**Task requirements:**
Reproduce every entry exactly and leave its pictures out.

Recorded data
┄┄┄┄┄┄┄┄┄┄

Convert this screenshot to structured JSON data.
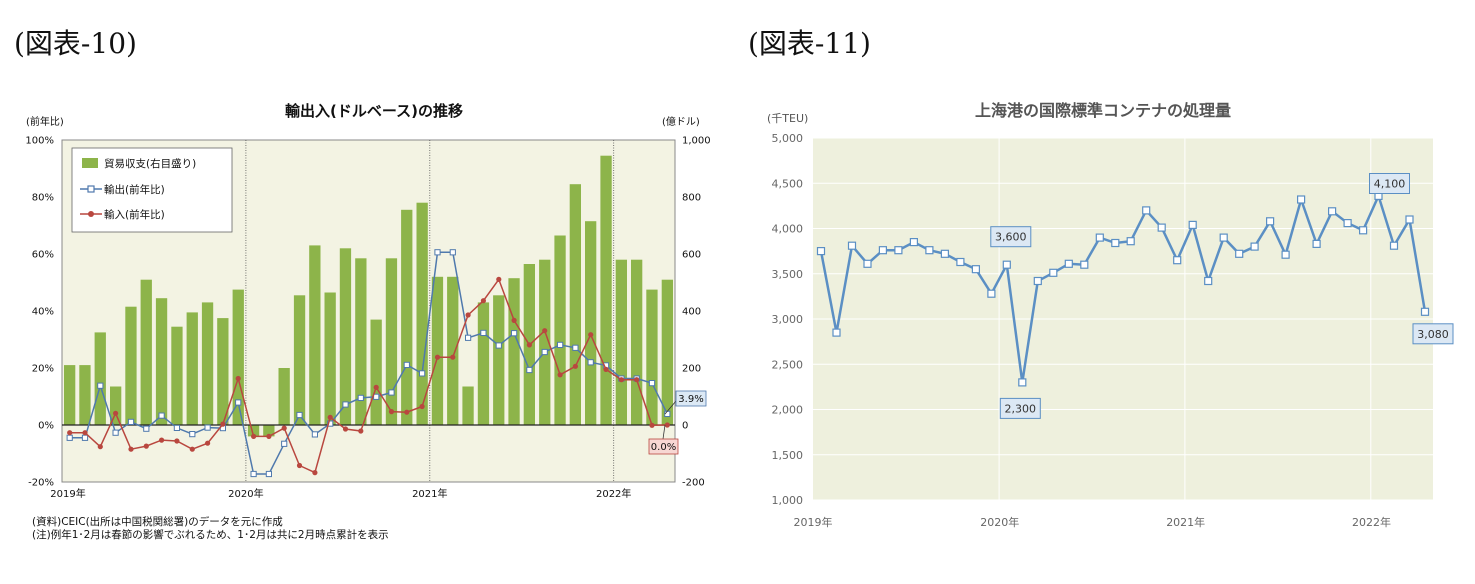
{
  "figures": {
    "left_label": "(図表-10)",
    "right_label": "(図表-11)"
  },
  "notes": {
    "source": "(資料)CEIC(出所は中国税関総署)のデータを元に作成",
    "note": "(注)例年1･2月は春節の影響でぶれるため、1･2月は共に2月時点累計を表示"
  },
  "chart_data": [
    {
      "type": "bar+line",
      "title": "輸出入(ドルベース)の推移",
      "y_left_unit": "(前年比)",
      "y_right_unit": "(億ドル)",
      "y_left_ticks": [
        "100%",
        "80%",
        "60%",
        "40%",
        "20%",
        "0%",
        "-20%"
      ],
      "y_right_ticks": [
        "1,000",
        "800",
        "600",
        "400",
        "200",
        "0",
        "-200"
      ],
      "ylim_left": [
        -20,
        100
      ],
      "ylim_right": [
        -200,
        1000
      ],
      "x_year_labels": [
        "2019年",
        "2020年",
        "2021年",
        "2022年"
      ],
      "x": [
        "2019-01",
        "2019-02",
        "2019-03",
        "2019-04",
        "2019-05",
        "2019-06",
        "2019-07",
        "2019-08",
        "2019-09",
        "2019-10",
        "2019-11",
        "2019-12",
        "2020-01",
        "2020-02",
        "2020-03",
        "2020-04",
        "2020-05",
        "2020-06",
        "2020-07",
        "2020-08",
        "2020-09",
        "2020-10",
        "2020-11",
        "2020-12",
        "2021-01",
        "2021-02",
        "2021-03",
        "2021-04",
        "2021-05",
        "2021-06",
        "2021-07",
        "2021-08",
        "2021-09",
        "2021-10",
        "2021-11",
        "2021-12",
        "2022-01",
        "2022-02",
        "2022-03",
        "2022-04"
      ],
      "legend_position": "top-left",
      "grid": false,
      "background": "#f3f3e3",
      "series": [
        {
          "name": "貿易収支(右目盛り)",
          "type": "bar",
          "axis": "right",
          "color": "#8db44a",
          "values": [
            210,
            210,
            325,
            135,
            415,
            510,
            445,
            345,
            395,
            430,
            375,
            475,
            -40,
            -40,
            200,
            455,
            630,
            465,
            620,
            585,
            370,
            585,
            755,
            780,
            520,
            520,
            135,
            430,
            455,
            515,
            565,
            580,
            665,
            845,
            715,
            945,
            580,
            580,
            475,
            510
          ]
        },
        {
          "name": "輸出(前年比)",
          "type": "line",
          "axis": "left",
          "color": "#4f79ad",
          "values": [
            -4.5,
            -4.5,
            13.8,
            -2.7,
            1.1,
            -1.3,
            3.3,
            -1,
            -3.2,
            -0.9,
            -1.1,
            7.9,
            -17.2,
            -17.2,
            -6.6,
            3.5,
            -3.3,
            0.5,
            7.2,
            9.5,
            9.9,
            11.4,
            21.1,
            18.1,
            60.6,
            60.6,
            30.6,
            32.3,
            27.9,
            32.2,
            19.3,
            25.6,
            28.1,
            27.1,
            22,
            20.9,
            16.3,
            16.3,
            14.7,
            3.9
          ]
        },
        {
          "name": "輸入(前年比)",
          "type": "line",
          "axis": "left",
          "color": "#b9473f",
          "values": [
            -2.7,
            -2.7,
            -7.6,
            4.1,
            -8.5,
            -7.4,
            -5.3,
            -5.6,
            -8.5,
            -6.4,
            0.3,
            16.3,
            -4,
            -4,
            -1.1,
            -14.2,
            -16.7,
            2.7,
            -1.4,
            -2.1,
            13.2,
            4.7,
            4.5,
            6.5,
            23.8,
            23.8,
            38.6,
            43.6,
            51.1,
            36.7,
            28.1,
            33.1,
            17.6,
            20.6,
            31.7,
            19.5,
            15.9,
            15.9,
            -0.1,
            0.0
          ]
        }
      ],
      "annotations": [
        "3.9%",
        "0.0%"
      ]
    },
    {
      "type": "line",
      "title": "上海港の国際標準コンテナの処理量",
      "y_unit": "(千TEU)",
      "y_ticks": [
        "5,000",
        "4,500",
        "4,000",
        "3,500",
        "3,000",
        "2,500",
        "2,000",
        "1,500",
        "1,000"
      ],
      "ylim": [
        1000,
        5000
      ],
      "x_year_labels": [
        "2019年",
        "2020年",
        "2021年",
        "2022年"
      ],
      "x": [
        "2019-01",
        "2019-02",
        "2019-03",
        "2019-04",
        "2019-05",
        "2019-06",
        "2019-07",
        "2019-08",
        "2019-09",
        "2019-10",
        "2019-11",
        "2019-12",
        "2020-01",
        "2020-02",
        "2020-03",
        "2020-04",
        "2020-05",
        "2020-06",
        "2020-07",
        "2020-08",
        "2020-09",
        "2020-10",
        "2020-11",
        "2020-12",
        "2021-01",
        "2021-02",
        "2021-03",
        "2021-04",
        "2021-05",
        "2021-06",
        "2021-07",
        "2021-08",
        "2021-09",
        "2021-10",
        "2021-11",
        "2021-12",
        "2022-01",
        "2022-02",
        "2022-03",
        "2022-04"
      ],
      "background": "#eef0dd",
      "grid": true,
      "series": [
        {
          "name": "",
          "color": "#5b8fc4",
          "values": [
            3750,
            2850,
            3810,
            3610,
            3760,
            3760,
            3850,
            3760,
            3720,
            3630,
            3550,
            3280,
            3600,
            2300,
            3420,
            3510,
            3610,
            3600,
            3900,
            3840,
            3860,
            4200,
            4010,
            3650,
            4040,
            3420,
            3900,
            3720,
            3800,
            4080,
            3710,
            4320,
            3830,
            4190,
            4060,
            3980,
            4360,
            3810,
            4100,
            3080
          ]
        }
      ],
      "annotations": [
        "3,600",
        "2,300",
        "4,100",
        "3,080"
      ]
    }
  ]
}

┄┄┄┄┄┄┄┄┄┄

**Solution to the exercise:**
Convert this screenshot to structured JSON data.
{
  "figures": {
    "left_label": "(図表-10)",
    "right_label": "(図表-11)"
  },
  "notes": {
    "source": "(資料)CEIC(出所は中国税関総署)のデータを元に作成",
    "note": "(注)例年1･2月は春節の影響でぶれるため、1･2月は共に2月時点累計を表示"
  },
  "chart_data": [
    {
      "type": "bar+line",
      "title": "輸出入(ドルベース)の推移",
      "y_left_unit": "(前年比)",
      "y_right_unit": "(億ドル)",
      "y_left_ticks": [
        "100%",
        "80%",
        "60%",
        "40%",
        "20%",
        "0%",
        "-20%"
      ],
      "y_right_ticks": [
        "1,000",
        "800",
        "600",
        "400",
        "200",
        "0",
        "-200"
      ],
      "ylim_left": [
        -20,
        100
      ],
      "ylim_right": [
        -200,
        1000
      ],
      "x_year_labels": [
        "2019年",
        "2020年",
        "2021年",
        "2022年"
      ],
      "x": [
        "2019-01",
        "2019-02",
        "2019-03",
        "2019-04",
        "2019-05",
        "2019-06",
        "2019-07",
        "2019-08",
        "2019-09",
        "2019-10",
        "2019-11",
        "2019-12",
        "2020-01",
        "2020-02",
        "2020-03",
        "2020-04",
        "2020-05",
        "2020-06",
        "2020-07",
        "2020-08",
        "2020-09",
        "2020-10",
        "2020-11",
        "2020-12",
        "2021-01",
        "2021-02",
        "2021-03",
        "2021-04",
        "2021-05",
        "2021-06",
        "2021-07",
        "2021-08",
        "2021-09",
        "2021-10",
        "2021-11",
        "2021-12",
        "2022-01",
        "2022-02",
        "2022-03",
        "2022-04"
      ],
      "legend_position": "top-left",
      "grid": false,
      "background": "#f3f3e3",
      "series": [
        {
          "name": "貿易収支(右目盛り)",
          "type": "bar",
          "axis": "right",
          "color": "#8db44a",
          "values": [
            210,
            210,
            325,
            135,
            415,
            510,
            445,
            345,
            395,
            430,
            375,
            475,
            -40,
            -40,
            200,
            455,
            630,
            465,
            620,
            585,
            370,
            585,
            755,
            780,
            520,
            520,
            135,
            430,
            455,
            515,
            565,
            580,
            665,
            845,
            715,
            945,
            580,
            580,
            475,
            510
          ]
        },
        {
          "name": "輸出(前年比)",
          "type": "line",
          "axis": "left",
          "color": "#4f79ad",
          "values": [
            -4.5,
            -4.5,
            13.8,
            -2.7,
            1.1,
            -1.3,
            3.3,
            -1,
            -3.2,
            -0.9,
            -1.1,
            7.9,
            -17.2,
            -17.2,
            -6.6,
            3.5,
            -3.3,
            0.5,
            7.2,
            9.5,
            9.9,
            11.4,
            21.1,
            18.1,
            60.6,
            60.6,
            30.6,
            32.3,
            27.9,
            32.2,
            19.3,
            25.6,
            28.1,
            27.1,
            22,
            20.9,
            16.3,
            16.3,
            14.7,
            3.9
          ]
        },
        {
          "name": "輸入(前年比)",
          "type": "line",
          "axis": "left",
          "color": "#b9473f",
          "values": [
            -2.7,
            -2.7,
            -7.6,
            4.1,
            -8.5,
            -7.4,
            -5.3,
            -5.6,
            -8.5,
            -6.4,
            0.3,
            16.3,
            -4,
            -4,
            -1.1,
            -14.2,
            -16.7,
            2.7,
            -1.4,
            -2.1,
            13.2,
            4.7,
            4.5,
            6.5,
            23.8,
            23.8,
            38.6,
            43.6,
            51.1,
            36.7,
            28.1,
            33.1,
            17.6,
            20.6,
            31.7,
            19.5,
            15.9,
            15.9,
            -0.1,
            0.0
          ]
        }
      ],
      "annotations": [
        "3.9%",
        "0.0%"
      ]
    },
    {
      "type": "line",
      "title": "上海港の国際標準コンテナの処理量",
      "y_unit": "(千TEU)",
      "y_ticks": [
        "5,000",
        "4,500",
        "4,000",
        "3,500",
        "3,000",
        "2,500",
        "2,000",
        "1,500",
        "1,000"
      ],
      "ylim": [
        1000,
        5000
      ],
      "x_year_labels": [
        "2019年",
        "2020年",
        "2021年",
        "2022年"
      ],
      "x": [
        "2019-01",
        "2019-02",
        "2019-03",
        "2019-04",
        "2019-05",
        "2019-06",
        "2019-07",
        "2019-08",
        "2019-09",
        "2019-10",
        "2019-11",
        "2019-12",
        "2020-01",
        "2020-02",
        "2020-03",
        "2020-04",
        "2020-05",
        "2020-06",
        "2020-07",
        "2020-08",
        "2020-09",
        "2020-10",
        "2020-11",
        "2020-12",
        "2021-01",
        "2021-02",
        "2021-03",
        "2021-04",
        "2021-05",
        "2021-06",
        "2021-07",
        "2021-08",
        "2021-09",
        "2021-10",
        "2021-11",
        "2021-12",
        "2022-01",
        "2022-02",
        "2022-03",
        "2022-04"
      ],
      "background": "#eef0dd",
      "grid": true,
      "series": [
        {
          "name": "",
          "color": "#5b8fc4",
          "values": [
            3750,
            2850,
            3810,
            3610,
            3760,
            3760,
            3850,
            3760,
            3720,
            3630,
            3550,
            3280,
            3600,
            2300,
            3420,
            3510,
            3610,
            3600,
            3900,
            3840,
            3860,
            4200,
            4010,
            3650,
            4040,
            3420,
            3900,
            3720,
            3800,
            4080,
            3710,
            4320,
            3830,
            4190,
            4060,
            3980,
            4360,
            3810,
            4100,
            3080
          ]
        }
      ],
      "annotations": [
        "3,600",
        "2,300",
        "4,100",
        "3,080"
      ]
    }
  ]
}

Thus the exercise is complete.